▶ _EXERCISE DETAILS_
Starting at the line that holds "Decode this image", set down each line through the end of the listing, exactly as written and with nothing added.

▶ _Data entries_
§ §
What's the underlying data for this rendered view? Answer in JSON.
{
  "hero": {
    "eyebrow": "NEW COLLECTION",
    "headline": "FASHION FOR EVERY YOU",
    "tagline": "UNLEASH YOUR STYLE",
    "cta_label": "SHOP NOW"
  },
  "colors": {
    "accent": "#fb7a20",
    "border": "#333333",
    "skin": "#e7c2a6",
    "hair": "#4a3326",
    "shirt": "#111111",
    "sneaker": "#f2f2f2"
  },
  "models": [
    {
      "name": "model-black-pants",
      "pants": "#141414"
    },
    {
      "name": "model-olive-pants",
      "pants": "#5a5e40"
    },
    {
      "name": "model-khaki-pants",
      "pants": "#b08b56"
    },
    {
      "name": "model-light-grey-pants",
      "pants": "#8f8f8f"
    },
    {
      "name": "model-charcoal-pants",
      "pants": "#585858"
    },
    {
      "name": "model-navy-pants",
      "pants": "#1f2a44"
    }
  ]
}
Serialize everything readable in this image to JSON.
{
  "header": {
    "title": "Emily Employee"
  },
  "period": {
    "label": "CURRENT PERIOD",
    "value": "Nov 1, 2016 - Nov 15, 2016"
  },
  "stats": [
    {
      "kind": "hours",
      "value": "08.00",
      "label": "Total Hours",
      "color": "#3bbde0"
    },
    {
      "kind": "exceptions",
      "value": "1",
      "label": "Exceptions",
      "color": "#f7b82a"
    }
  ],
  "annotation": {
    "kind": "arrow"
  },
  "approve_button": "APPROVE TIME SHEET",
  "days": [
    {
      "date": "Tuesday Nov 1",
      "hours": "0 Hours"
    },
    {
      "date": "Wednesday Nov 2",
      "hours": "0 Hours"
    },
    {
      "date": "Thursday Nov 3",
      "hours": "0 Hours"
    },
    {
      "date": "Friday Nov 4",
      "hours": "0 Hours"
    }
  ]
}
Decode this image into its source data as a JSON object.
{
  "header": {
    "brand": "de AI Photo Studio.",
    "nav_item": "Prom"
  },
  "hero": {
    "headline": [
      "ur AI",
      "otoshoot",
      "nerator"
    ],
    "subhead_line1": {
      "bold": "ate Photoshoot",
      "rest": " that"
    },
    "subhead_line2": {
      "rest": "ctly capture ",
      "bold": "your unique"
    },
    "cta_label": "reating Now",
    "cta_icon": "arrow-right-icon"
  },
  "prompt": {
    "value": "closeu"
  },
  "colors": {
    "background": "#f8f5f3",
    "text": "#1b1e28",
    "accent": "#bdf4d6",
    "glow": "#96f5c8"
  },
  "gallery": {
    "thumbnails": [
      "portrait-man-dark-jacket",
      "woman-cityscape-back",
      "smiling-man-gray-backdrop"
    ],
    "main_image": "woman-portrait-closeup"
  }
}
§ §
▶ _RESULT OF THE EXERCISE_
Decode this image into its source data as a JSON object.
{
  "header": {
    "brand": "de AI Photo Studio.",
    "nav_item": "Prom"
  },
  "hero": {
    "headline": [
      "ur AI",
      "otoshoot",
      "nerator"
    ],
    "subhead_line1": {
      "bold": "ate Photoshoot",
      "rest": " that"
    },
    "subhead_line2": {
      "rest": "ctly capture ",
      "bold": "your unique"
    },
    "cta_label": "reating Now",
    "cta_icon": "arrow-right-icon"
  },
  "prompt": {
    "value": "closeu"
  },
  "colors": {
    "background": "#f8f5f3",
    "text": "#1b1e28",
    "accent": "#bdf4d6",
    "glow": "#96f5c8"
  },
  "gallery": {
    "thumbnails": [
      "portrait-man-dark-jacket",
      "woman-cityscape-back",
      "smiling-man-gray-backdrop"
    ],
    "main_image": "woman-portrait-closeup"
  }
}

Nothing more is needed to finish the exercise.